What is asked
Keep the images out and copy every entry below exactly.

Stored rows
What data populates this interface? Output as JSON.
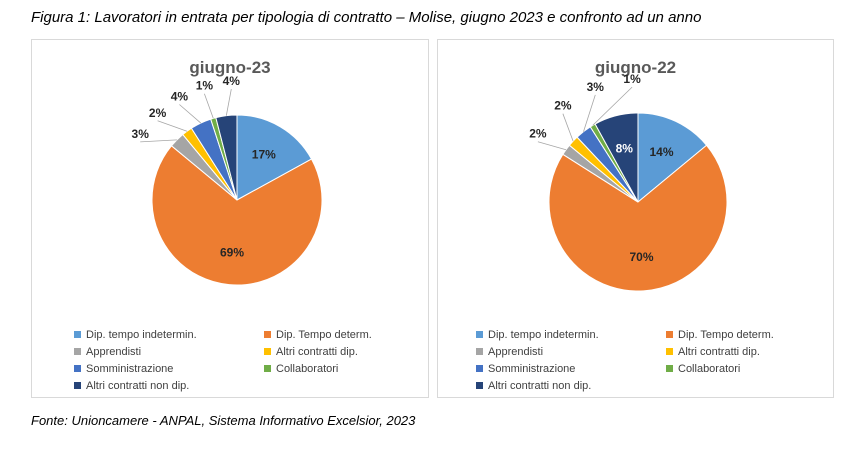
{
  "figure": {
    "title": "Figura 1: Lavoratori in entrata per tipologia di contratto – Molise, giugno 2023 e confronto ad un anno",
    "source": "Fonte: Unioncamere - ANPAL, Sistema Informativo Excelsior, 2023"
  },
  "chart_data": [
    {
      "type": "pie",
      "title": "giugno-23",
      "categories": [
        "Dip. tempo indetermin.",
        "Dip. Tempo determ.",
        "Apprendisti",
        "Altri contratti dip.",
        "Somministrazione",
        "Collaboratori",
        "Altri contratti non dip."
      ],
      "values": [
        17,
        69,
        3,
        2,
        4,
        1,
        4
      ],
      "labels": [
        "17%",
        "69%",
        "3%",
        "2%",
        "4%",
        "1%",
        "4%"
      ],
      "colors": [
        "#5b9bd5",
        "#ed7d31",
        "#a5a5a5",
        "#ffc000",
        "#4472c4",
        "#70ad47",
        "#264478"
      ],
      "legend": "bottom"
    },
    {
      "type": "pie",
      "title": "giugno-22",
      "categories": [
        "Dip. tempo indetermin.",
        "Dip. Tempo determ.",
        "Apprendisti",
        "Altri contratti dip.",
        "Somministrazione",
        "Collaboratori",
        "Altri contratti non dip."
      ],
      "values": [
        14,
        70,
        2,
        2,
        3,
        1,
        8
      ],
      "labels": [
        "14%",
        "70%",
        "2%",
        "2%",
        "3%",
        "1%",
        "8%"
      ],
      "colors": [
        "#5b9bd5",
        "#ed7d31",
        "#a5a5a5",
        "#ffc000",
        "#4472c4",
        "#70ad47",
        "#264478"
      ],
      "legend": "bottom"
    }
  ]
}
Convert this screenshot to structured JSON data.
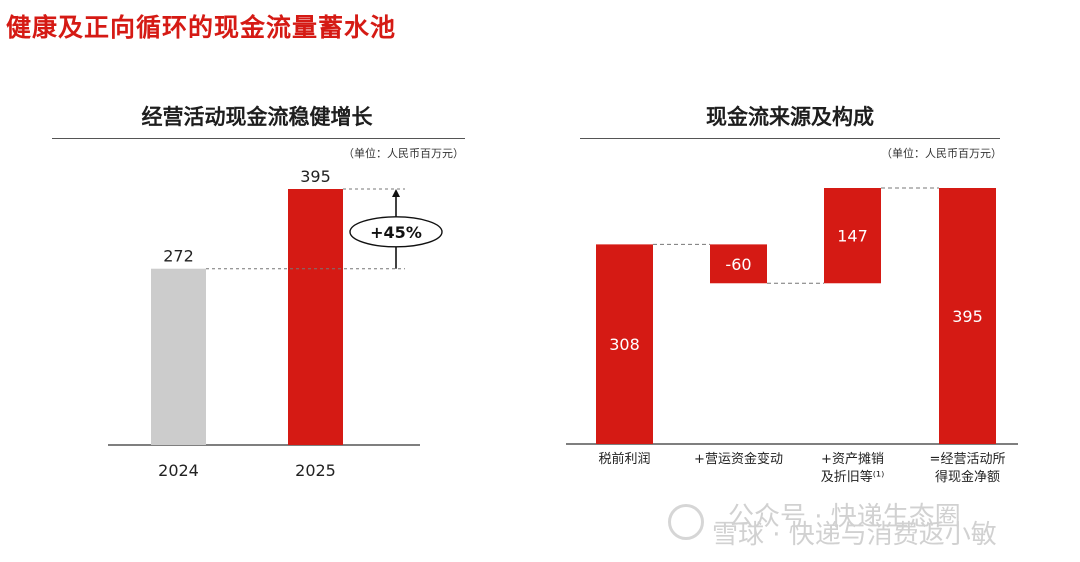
{
  "page": {
    "title": "健康及正向循环的现金流量蓄水池"
  },
  "left_panel": {
    "title": "经营活动现金流稳健增长",
    "unit": "（单位：人民币百万元）"
  },
  "right_panel": {
    "title": "现金流来源及构成",
    "unit": "（单位：人民币百万元）"
  },
  "watermark": {
    "line1": "公众号 · 快递生态圈",
    "line2": "雪球 · 快递与消费返小敏"
  },
  "chart_data": [
    {
      "type": "bar",
      "title": "经营活动现金流稳健增长",
      "unit": "（单位：人民币百万元）",
      "categories": [
        "2024",
        "2025"
      ],
      "values": [
        272,
        395
      ],
      "value_labels": [
        "272",
        "395"
      ],
      "colors": [
        "#cccccc",
        "#d51a14"
      ],
      "annotation": {
        "text": "+45%",
        "from_value": 272,
        "to_value": 395
      },
      "ylim": [
        0,
        395
      ],
      "xlabel": "",
      "ylabel": ""
    },
    {
      "type": "bar",
      "subtype": "waterfall",
      "title": "现金流来源及构成",
      "unit": "（单位：人民币百万元）",
      "categories": [
        [
          "税前利润"
        ],
        [
          "+营运资金变动"
        ],
        [
          "+资产摊销",
          "及折旧等⁽¹⁾"
        ],
        [
          "=经营活动所",
          "得现金净额"
        ]
      ],
      "steps": [
        {
          "label": "308",
          "base": 0,
          "top": 308
        },
        {
          "label": "-60",
          "base": 248,
          "top": 308
        },
        {
          "label": "147",
          "base": 248,
          "top": 395
        },
        {
          "label": "395",
          "base": 0,
          "top": 395
        }
      ],
      "color": "#d51a14",
      "ylim": [
        0,
        395
      ],
      "xlabel": "",
      "ylabel": ""
    }
  ]
}
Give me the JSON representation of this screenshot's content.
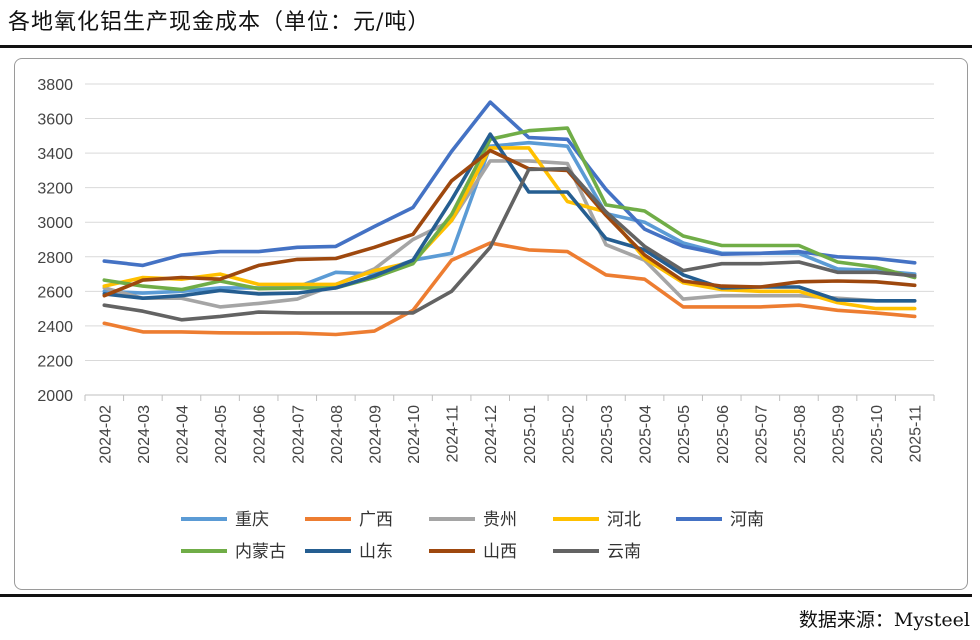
{
  "title": "各地氧化铝生产现金成本（单位：元/吨）",
  "source": "数据来源：Mysteel",
  "chart_data": {
    "type": "line",
    "title": "",
    "xlabel": "",
    "ylabel": "",
    "ylim": [
      2000,
      3800
    ],
    "yticks": [
      2000,
      2200,
      2400,
      2600,
      2800,
      3000,
      3200,
      3400,
      3600,
      3800
    ],
    "grid": true,
    "legend_position": "bottom",
    "categories": [
      "2024-02",
      "2024-03",
      "2024-04",
      "2024-05",
      "2024-06",
      "2024-07",
      "2024-08",
      "2024-09",
      "2024-10",
      "2024-11",
      "2024-12",
      "2025-01",
      "2025-02",
      "2025-03",
      "2025-04",
      "2025-05",
      "2025-06",
      "2025-07",
      "2025-08",
      "2025-09",
      "2025-10",
      "2025-11"
    ],
    "series": [
      {
        "name": "重庆",
        "color": "#5b9bd5",
        "values": [
          2600,
          2590,
          2600,
          2620,
          2620,
          2625,
          2710,
          2700,
          2780,
          2820,
          3440,
          3460,
          3440,
          3050,
          3000,
          2880,
          2820,
          2820,
          2820,
          2730,
          2720,
          2700
        ]
      },
      {
        "name": "广西",
        "color": "#ed7d31",
        "values": [
          2415,
          2365,
          2365,
          2360,
          2358,
          2358,
          2350,
          2370,
          2490,
          2780,
          2880,
          2840,
          2830,
          2695,
          2670,
          2510,
          2510,
          2510,
          2520,
          2490,
          2475,
          2455
        ]
      },
      {
        "name": "贵州",
        "color": "#a5a5a5",
        "values": [
          2620,
          2560,
          2560,
          2510,
          2530,
          2555,
          2640,
          2730,
          2900,
          3010,
          3355,
          3355,
          3340,
          2870,
          2780,
          2555,
          2575,
          2575,
          2575,
          2560,
          2545,
          2545
        ]
      },
      {
        "name": "河北",
        "color": "#ffc000",
        "values": [
          2630,
          2680,
          2670,
          2700,
          2640,
          2640,
          2640,
          2720,
          2770,
          3010,
          3430,
          3430,
          3120,
          3060,
          2790,
          2650,
          2610,
          2600,
          2600,
          2535,
          2500,
          2500
        ]
      },
      {
        "name": "河南",
        "color": "#4472c4",
        "values": [
          2775,
          2750,
          2810,
          2830,
          2830,
          2855,
          2860,
          2975,
          3085,
          3410,
          3695,
          3490,
          3480,
          3190,
          2960,
          2860,
          2815,
          2820,
          2830,
          2800,
          2790,
          2765
        ]
      },
      {
        "name": "内蒙古",
        "color": "#70ad47",
        "values": [
          2665,
          2630,
          2610,
          2660,
          2615,
          2620,
          2620,
          2680,
          2760,
          3045,
          3480,
          3530,
          3545,
          3100,
          3065,
          2920,
          2865,
          2865,
          2865,
          2770,
          2740,
          2680
        ]
      },
      {
        "name": "山东",
        "color": "#255e91",
        "values": [
          2585,
          2560,
          2575,
          2605,
          2585,
          2590,
          2620,
          2690,
          2780,
          3130,
          3510,
          3175,
          3175,
          2905,
          2840,
          2695,
          2620,
          2625,
          2625,
          2550,
          2545,
          2545
        ]
      },
      {
        "name": "山西",
        "color": "#9e480e",
        "values": [
          2575,
          2665,
          2680,
          2670,
          2750,
          2785,
          2790,
          2855,
          2930,
          3240,
          3415,
          3310,
          3300,
          3040,
          2810,
          2660,
          2630,
          2625,
          2655,
          2660,
          2655,
          2635
        ]
      },
      {
        "name": "云南",
        "color": "#636363",
        "values": [
          2520,
          2485,
          2435,
          2455,
          2480,
          2475,
          2475,
          2475,
          2475,
          2600,
          2855,
          3305,
          3310,
          3060,
          2860,
          2720,
          2760,
          2760,
          2770,
          2710,
          2710,
          2690
        ]
      }
    ]
  }
}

Correct output
What data populates this interface? Output as JSON.
{
  "figure": {
    "title": "Figura 1: Lavoratori in entrata per tipologia di contratto – Molise, giugno 2023 e confronto ad un anno",
    "source": "Fonte: Unioncamere - ANPAL, Sistema Informativo Excelsior, 2023"
  },
  "chart_data": [
    {
      "type": "pie",
      "title": "giugno-23",
      "categories": [
        "Dip. tempo indetermin.",
        "Dip. Tempo determ.",
        "Apprendisti",
        "Altri contratti dip.",
        "Somministrazione",
        "Collaboratori",
        "Altri contratti non dip."
      ],
      "values": [
        17,
        69,
        3,
        2,
        4,
        1,
        4
      ],
      "labels": [
        "17%",
        "69%",
        "3%",
        "2%",
        "4%",
        "1%",
        "4%"
      ],
      "colors": [
        "#5b9bd5",
        "#ed7d31",
        "#a5a5a5",
        "#ffc000",
        "#4472c4",
        "#70ad47",
        "#264478"
      ],
      "legend": "bottom"
    },
    {
      "type": "pie",
      "title": "giugno-22",
      "categories": [
        "Dip. tempo indetermin.",
        "Dip. Tempo determ.",
        "Apprendisti",
        "Altri contratti dip.",
        "Somministrazione",
        "Collaboratori",
        "Altri contratti non dip."
      ],
      "values": [
        14,
        70,
        2,
        2,
        3,
        1,
        8
      ],
      "labels": [
        "14%",
        "70%",
        "2%",
        "2%",
        "3%",
        "1%",
        "8%"
      ],
      "colors": [
        "#5b9bd5",
        "#ed7d31",
        "#a5a5a5",
        "#ffc000",
        "#4472c4",
        "#70ad47",
        "#264478"
      ],
      "legend": "bottom"
    }
  ]
}
Convert this screenshot to structured JSON data.
{
  "page": {
    "title": "健康及正向循环的现金流量蓄水池"
  },
  "left_panel": {
    "title": "经营活动现金流稳健增长",
    "unit": "（单位：人民币百万元）"
  },
  "right_panel": {
    "title": "现金流来源及构成",
    "unit": "（单位：人民币百万元）"
  },
  "watermark": {
    "line1": "公众号 · 快递生态圈",
    "line2": "雪球 · 快递与消费返小敏"
  },
  "chart_data": [
    {
      "type": "bar",
      "title": "经营活动现金流稳健增长",
      "unit": "（单位：人民币百万元）",
      "categories": [
        "2024",
        "2025"
      ],
      "values": [
        272,
        395
      ],
      "value_labels": [
        "272",
        "395"
      ],
      "colors": [
        "#cccccc",
        "#d51a14"
      ],
      "annotation": {
        "text": "+45%",
        "from_value": 272,
        "to_value": 395
      },
      "ylim": [
        0,
        395
      ],
      "xlabel": "",
      "ylabel": ""
    },
    {
      "type": "bar",
      "subtype": "waterfall",
      "title": "现金流来源及构成",
      "unit": "（单位：人民币百万元）",
      "categories": [
        [
          "税前利润"
        ],
        [
          "+营运资金变动"
        ],
        [
          "+资产摊销",
          "及折旧等⁽¹⁾"
        ],
        [
          "=经营活动所",
          "得现金净额"
        ]
      ],
      "steps": [
        {
          "label": "308",
          "base": 0,
          "top": 308
        },
        {
          "label": "-60",
          "base": 248,
          "top": 308
        },
        {
          "label": "147",
          "base": 248,
          "top": 395
        },
        {
          "label": "395",
          "base": 0,
          "top": 395
        }
      ],
      "color": "#d51a14",
      "ylim": [
        0,
        395
      ],
      "xlabel": "",
      "ylabel": ""
    }
  ]
}
Give me the JSON representation of this screenshot's content.
{
  "title": "各地氧化铝生产现金成本（单位：元/吨）",
  "source": "数据来源：Mysteel",
  "chart_data": {
    "type": "line",
    "title": "",
    "xlabel": "",
    "ylabel": "",
    "ylim": [
      2000,
      3800
    ],
    "yticks": [
      2000,
      2200,
      2400,
      2600,
      2800,
      3000,
      3200,
      3400,
      3600,
      3800
    ],
    "grid": true,
    "legend_position": "bottom",
    "categories": [
      "2024-02",
      "2024-03",
      "2024-04",
      "2024-05",
      "2024-06",
      "2024-07",
      "2024-08",
      "2024-09",
      "2024-10",
      "2024-11",
      "2024-12",
      "2025-01",
      "2025-02",
      "2025-03",
      "2025-04",
      "2025-05",
      "2025-06",
      "2025-07",
      "2025-08",
      "2025-09",
      "2025-10",
      "2025-11"
    ],
    "series": [
      {
        "name": "重庆",
        "color": "#5b9bd5",
        "values": [
          2600,
          2590,
          2600,
          2620,
          2620,
          2625,
          2710,
          2700,
          2780,
          2820,
          3440,
          3460,
          3440,
          3050,
          3000,
          2880,
          2820,
          2820,
          2820,
          2730,
          2720,
          2700
        ]
      },
      {
        "name": "广西",
        "color": "#ed7d31",
        "values": [
          2415,
          2365,
          2365,
          2360,
          2358,
          2358,
          2350,
          2370,
          2490,
          2780,
          2880,
          2840,
          2830,
          2695,
          2670,
          2510,
          2510,
          2510,
          2520,
          2490,
          2475,
          2455
        ]
      },
      {
        "name": "贵州",
        "color": "#a5a5a5",
        "values": [
          2620,
          2560,
          2560,
          2510,
          2530,
          2555,
          2640,
          2730,
          2900,
          3010,
          3355,
          3355,
          3340,
          2870,
          2780,
          2555,
          2575,
          2575,
          2575,
          2560,
          2545,
          2545
        ]
      },
      {
        "name": "河北",
        "color": "#ffc000",
        "values": [
          2630,
          2680,
          2670,
          2700,
          2640,
          2640,
          2640,
          2720,
          2770,
          3010,
          3430,
          3430,
          3120,
          3060,
          2790,
          2650,
          2610,
          2600,
          2600,
          2535,
          2500,
          2500
        ]
      },
      {
        "name": "河南",
        "color": "#4472c4",
        "values": [
          2775,
          2750,
          2810,
          2830,
          2830,
          2855,
          2860,
          2975,
          3085,
          3410,
          3695,
          3490,
          3480,
          3190,
          2960,
          2860,
          2815,
          2820,
          2830,
          2800,
          2790,
          2765
        ]
      },
      {
        "name": "内蒙古",
        "color": "#70ad47",
        "values": [
          2665,
          2630,
          2610,
          2660,
          2615,
          2620,
          2620,
          2680,
          2760,
          3045,
          3480,
          3530,
          3545,
          3100,
          3065,
          2920,
          2865,
          2865,
          2865,
          2770,
          2740,
          2680
        ]
      },
      {
        "name": "山东",
        "color": "#255e91",
        "values": [
          2585,
          2560,
          2575,
          2605,
          2585,
          2590,
          2620,
          2690,
          2780,
          3130,
          3510,
          3175,
          3175,
          2905,
          2840,
          2695,
          2620,
          2625,
          2625,
          2550,
          2545,
          2545
        ]
      },
      {
        "name": "山西",
        "color": "#9e480e",
        "values": [
          2575,
          2665,
          2680,
          2670,
          2750,
          2785,
          2790,
          2855,
          2930,
          3240,
          3415,
          3310,
          3300,
          3040,
          2810,
          2660,
          2630,
          2625,
          2655,
          2660,
          2655,
          2635
        ]
      },
      {
        "name": "云南",
        "color": "#636363",
        "values": [
          2520,
          2485,
          2435,
          2455,
          2480,
          2475,
          2475,
          2475,
          2475,
          2600,
          2855,
          3305,
          3310,
          3060,
          2860,
          2720,
          2760,
          2760,
          2770,
          2710,
          2710,
          2690
        ]
      }
    ]
  }
}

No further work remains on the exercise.